▸ **EXCERPTED TEXT**
Secondly, some of the costs are difficult to quantify, especially for the larger scale impacts on financial stability and consumer confidence. For example, losses associated with reduced investment or consumption due to heightened uncertainty can be significant, but hard to evaluate. Cyberattacks could also slow the pace of innovation by reducing the expected return to innovators and investors. The opportunity costs arising from a failure to take full advantage of information technology may also have long-term impacts that are difficult to estimate.

Thirdly, costs continue to increase as more business functions move online, more people connect to the internet globally, and more crucial services are provided by third parties. The unprecedented rate of digitalisation means historical data may not effectively indicate future trends. We do not observe a simple growth pattern in the field of cyber risk.

3. Estimated costs of cyber risk for banking and insurance industries

Despite the challenges discussed above, some methods have been developed by international bodies to estimate cyber risk-related costs. We apply two of these approaches to evaluate the cost of cyber risk in the banking and insurance industries in New Zealand. The first is a bottom-up method using the ratio between the cost of cyber risk and total income obtained from empirical data. The second is a top-down method, based on the ratio between the cost of cyber risk and GDP. It is worth noting that these estimation methods are only able to provide a rough idea of the potential cost, considering the highly uncertain nature of cyber incidents, the lack of sufficient historical data in New Zealand, and the limitations of the existing methods for cyber risk cost estimation.

3.1 Estimation using a bottom-up method

An industry-based method, developed by Deloitte and the World Bank Forum, has been used since 2013 to track cyber events in the Netherlands. The method is based on granular data collected from a range of corporations across different industries that track the types, levels and frequencies of cyberattacks, the types of assets attacked and the profiles of the attackers involved. The values derived are also supplemented by judgements made by a range of industry experts. Box A provides a more in-depth description of the method.

▸ **SUPPLIED RECORDS**
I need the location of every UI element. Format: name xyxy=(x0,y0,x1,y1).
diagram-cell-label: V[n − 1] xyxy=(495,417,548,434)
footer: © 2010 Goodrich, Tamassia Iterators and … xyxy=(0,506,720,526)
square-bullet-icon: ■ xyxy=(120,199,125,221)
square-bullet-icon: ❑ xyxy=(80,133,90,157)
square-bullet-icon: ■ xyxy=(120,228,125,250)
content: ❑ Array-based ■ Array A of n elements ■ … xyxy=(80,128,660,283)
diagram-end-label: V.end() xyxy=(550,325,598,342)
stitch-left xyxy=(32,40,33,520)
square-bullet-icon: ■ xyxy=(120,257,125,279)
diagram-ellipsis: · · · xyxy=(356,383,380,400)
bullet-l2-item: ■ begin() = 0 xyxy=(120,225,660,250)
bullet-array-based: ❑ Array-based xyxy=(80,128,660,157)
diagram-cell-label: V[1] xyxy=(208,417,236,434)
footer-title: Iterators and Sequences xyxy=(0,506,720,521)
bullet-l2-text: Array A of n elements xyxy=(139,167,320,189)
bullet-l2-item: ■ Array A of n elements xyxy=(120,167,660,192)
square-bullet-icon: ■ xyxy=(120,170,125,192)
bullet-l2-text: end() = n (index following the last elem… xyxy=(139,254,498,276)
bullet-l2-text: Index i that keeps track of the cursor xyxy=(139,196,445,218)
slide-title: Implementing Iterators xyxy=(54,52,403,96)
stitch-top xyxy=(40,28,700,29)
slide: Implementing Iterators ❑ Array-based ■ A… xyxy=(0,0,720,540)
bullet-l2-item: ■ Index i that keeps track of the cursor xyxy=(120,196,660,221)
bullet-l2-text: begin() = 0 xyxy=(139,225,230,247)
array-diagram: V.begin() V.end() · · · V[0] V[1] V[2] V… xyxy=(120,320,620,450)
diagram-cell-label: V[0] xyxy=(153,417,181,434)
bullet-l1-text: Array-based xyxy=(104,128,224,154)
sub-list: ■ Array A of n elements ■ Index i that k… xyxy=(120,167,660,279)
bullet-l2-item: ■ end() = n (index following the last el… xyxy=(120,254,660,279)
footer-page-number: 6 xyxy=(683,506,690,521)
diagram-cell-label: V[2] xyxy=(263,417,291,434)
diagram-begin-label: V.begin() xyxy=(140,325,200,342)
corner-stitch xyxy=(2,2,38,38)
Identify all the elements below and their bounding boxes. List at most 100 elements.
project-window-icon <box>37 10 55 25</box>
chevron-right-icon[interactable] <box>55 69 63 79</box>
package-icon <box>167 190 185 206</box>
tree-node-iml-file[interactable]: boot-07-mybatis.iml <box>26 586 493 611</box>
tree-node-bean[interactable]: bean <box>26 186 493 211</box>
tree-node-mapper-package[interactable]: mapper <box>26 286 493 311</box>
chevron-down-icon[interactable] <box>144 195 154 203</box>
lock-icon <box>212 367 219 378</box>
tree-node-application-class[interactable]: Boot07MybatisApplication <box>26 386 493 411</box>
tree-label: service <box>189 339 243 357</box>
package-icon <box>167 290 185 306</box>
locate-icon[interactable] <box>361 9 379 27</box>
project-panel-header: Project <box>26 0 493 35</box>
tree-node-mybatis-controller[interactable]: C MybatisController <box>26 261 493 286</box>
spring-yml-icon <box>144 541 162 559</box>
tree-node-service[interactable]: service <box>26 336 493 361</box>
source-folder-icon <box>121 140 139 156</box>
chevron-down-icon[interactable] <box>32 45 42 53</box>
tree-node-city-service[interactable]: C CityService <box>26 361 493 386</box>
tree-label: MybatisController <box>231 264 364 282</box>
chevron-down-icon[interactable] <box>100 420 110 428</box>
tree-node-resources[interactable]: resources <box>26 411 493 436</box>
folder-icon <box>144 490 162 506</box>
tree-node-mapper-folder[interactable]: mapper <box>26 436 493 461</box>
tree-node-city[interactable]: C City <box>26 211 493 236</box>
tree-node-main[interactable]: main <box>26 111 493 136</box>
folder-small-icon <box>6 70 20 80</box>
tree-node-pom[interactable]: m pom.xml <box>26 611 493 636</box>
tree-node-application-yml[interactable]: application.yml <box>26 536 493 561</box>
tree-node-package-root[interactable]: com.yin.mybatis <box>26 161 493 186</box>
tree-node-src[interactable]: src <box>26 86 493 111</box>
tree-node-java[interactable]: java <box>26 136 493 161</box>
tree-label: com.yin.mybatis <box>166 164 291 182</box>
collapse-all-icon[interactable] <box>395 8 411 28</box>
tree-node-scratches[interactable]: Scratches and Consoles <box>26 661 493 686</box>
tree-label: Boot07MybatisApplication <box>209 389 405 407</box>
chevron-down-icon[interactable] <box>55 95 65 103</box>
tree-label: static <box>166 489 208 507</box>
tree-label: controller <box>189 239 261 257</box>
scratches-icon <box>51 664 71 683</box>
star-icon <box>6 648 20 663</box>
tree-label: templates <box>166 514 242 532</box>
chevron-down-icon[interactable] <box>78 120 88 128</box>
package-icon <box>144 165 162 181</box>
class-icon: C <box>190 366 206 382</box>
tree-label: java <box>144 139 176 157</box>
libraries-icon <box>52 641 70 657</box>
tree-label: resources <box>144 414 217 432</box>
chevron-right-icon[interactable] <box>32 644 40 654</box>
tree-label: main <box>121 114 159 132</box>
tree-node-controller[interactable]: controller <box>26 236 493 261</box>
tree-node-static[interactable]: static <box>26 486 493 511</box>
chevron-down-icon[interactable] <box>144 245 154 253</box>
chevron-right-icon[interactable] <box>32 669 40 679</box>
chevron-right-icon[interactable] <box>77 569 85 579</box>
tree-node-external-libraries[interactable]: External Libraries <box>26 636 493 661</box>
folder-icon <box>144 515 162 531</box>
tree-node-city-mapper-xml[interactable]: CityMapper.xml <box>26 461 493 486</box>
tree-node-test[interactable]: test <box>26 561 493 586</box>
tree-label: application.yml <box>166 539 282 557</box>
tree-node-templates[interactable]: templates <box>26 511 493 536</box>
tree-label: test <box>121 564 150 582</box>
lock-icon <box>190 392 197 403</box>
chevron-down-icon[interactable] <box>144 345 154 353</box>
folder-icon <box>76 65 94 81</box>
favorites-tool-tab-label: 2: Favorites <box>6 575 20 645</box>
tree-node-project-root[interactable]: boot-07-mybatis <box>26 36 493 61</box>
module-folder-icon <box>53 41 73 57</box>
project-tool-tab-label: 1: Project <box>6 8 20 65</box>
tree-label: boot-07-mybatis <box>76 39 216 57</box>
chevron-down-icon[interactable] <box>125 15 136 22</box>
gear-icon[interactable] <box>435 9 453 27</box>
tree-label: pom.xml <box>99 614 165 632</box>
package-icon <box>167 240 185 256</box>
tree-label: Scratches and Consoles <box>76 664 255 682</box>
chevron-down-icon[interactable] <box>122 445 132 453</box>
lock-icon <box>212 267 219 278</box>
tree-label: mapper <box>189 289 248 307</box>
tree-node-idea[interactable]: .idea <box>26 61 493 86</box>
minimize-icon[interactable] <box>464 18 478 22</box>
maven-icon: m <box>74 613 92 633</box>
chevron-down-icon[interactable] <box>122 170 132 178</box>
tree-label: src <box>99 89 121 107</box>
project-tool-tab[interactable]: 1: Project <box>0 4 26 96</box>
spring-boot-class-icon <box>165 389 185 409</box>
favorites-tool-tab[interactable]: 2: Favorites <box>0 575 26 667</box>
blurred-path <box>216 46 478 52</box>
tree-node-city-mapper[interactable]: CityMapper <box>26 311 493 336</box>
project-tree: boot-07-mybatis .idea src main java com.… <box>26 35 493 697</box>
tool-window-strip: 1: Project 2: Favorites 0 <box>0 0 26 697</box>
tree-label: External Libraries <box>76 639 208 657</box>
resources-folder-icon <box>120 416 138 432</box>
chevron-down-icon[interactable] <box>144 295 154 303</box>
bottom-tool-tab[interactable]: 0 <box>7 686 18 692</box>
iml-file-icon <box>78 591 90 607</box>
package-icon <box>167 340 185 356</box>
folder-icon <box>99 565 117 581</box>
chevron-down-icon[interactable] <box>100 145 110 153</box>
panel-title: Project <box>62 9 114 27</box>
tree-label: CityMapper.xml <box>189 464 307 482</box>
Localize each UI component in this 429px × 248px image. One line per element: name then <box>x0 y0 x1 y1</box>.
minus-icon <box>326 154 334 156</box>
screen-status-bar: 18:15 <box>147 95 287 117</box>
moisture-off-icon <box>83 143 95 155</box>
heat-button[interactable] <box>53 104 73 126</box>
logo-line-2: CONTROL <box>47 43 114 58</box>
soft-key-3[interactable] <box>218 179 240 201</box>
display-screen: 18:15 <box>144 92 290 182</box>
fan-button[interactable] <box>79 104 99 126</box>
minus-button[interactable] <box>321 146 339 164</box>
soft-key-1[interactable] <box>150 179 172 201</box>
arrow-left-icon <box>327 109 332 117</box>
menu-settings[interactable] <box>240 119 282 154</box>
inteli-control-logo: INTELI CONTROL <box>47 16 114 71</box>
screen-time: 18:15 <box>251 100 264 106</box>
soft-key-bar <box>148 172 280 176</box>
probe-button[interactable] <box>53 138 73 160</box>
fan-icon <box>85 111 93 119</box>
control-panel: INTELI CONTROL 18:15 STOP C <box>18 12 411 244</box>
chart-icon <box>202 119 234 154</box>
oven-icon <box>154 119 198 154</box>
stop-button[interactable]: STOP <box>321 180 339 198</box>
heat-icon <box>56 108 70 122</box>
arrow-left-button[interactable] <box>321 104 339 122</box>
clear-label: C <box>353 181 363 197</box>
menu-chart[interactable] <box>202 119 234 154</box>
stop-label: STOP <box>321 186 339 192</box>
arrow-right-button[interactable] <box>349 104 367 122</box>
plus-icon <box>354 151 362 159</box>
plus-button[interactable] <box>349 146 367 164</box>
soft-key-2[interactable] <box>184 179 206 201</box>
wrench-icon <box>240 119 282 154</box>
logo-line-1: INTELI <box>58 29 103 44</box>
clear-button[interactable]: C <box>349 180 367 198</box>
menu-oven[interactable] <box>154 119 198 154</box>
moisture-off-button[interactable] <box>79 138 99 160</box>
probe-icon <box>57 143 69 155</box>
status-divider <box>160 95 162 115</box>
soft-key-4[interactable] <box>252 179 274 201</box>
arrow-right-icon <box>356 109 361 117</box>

▸ **DIRECTION**
In the cyber risk cost excerpt, copy verbatim the passage that starts at the words "3. Estimated costs" and stops after "risk cost estimation.".

▸ **FINISHED ANSWER**
3. Estimated costs of cyber risk for banking and insurance industries

Despite the challenges discussed above, some methods have been developed by international bodies to estimate cyber risk-related costs. We apply two of these approaches to evaluate the cost of cyber risk in the banking and insurance industries in New Zealand. The first is a bottom-up method using the ratio between the cost of cyber risk and total income obtained from empirical data. The second is a top-down method, based on the ratio between the cost of cyber risk and GDP. It is worth noting that these estimation methods are only able to provide a rough idea of the potential cost, considering the highly uncertain nature of cyber incidents, the lack of sufficient historical data in New Zealand, and the limitations of the existing methods for cyber risk cost estimation.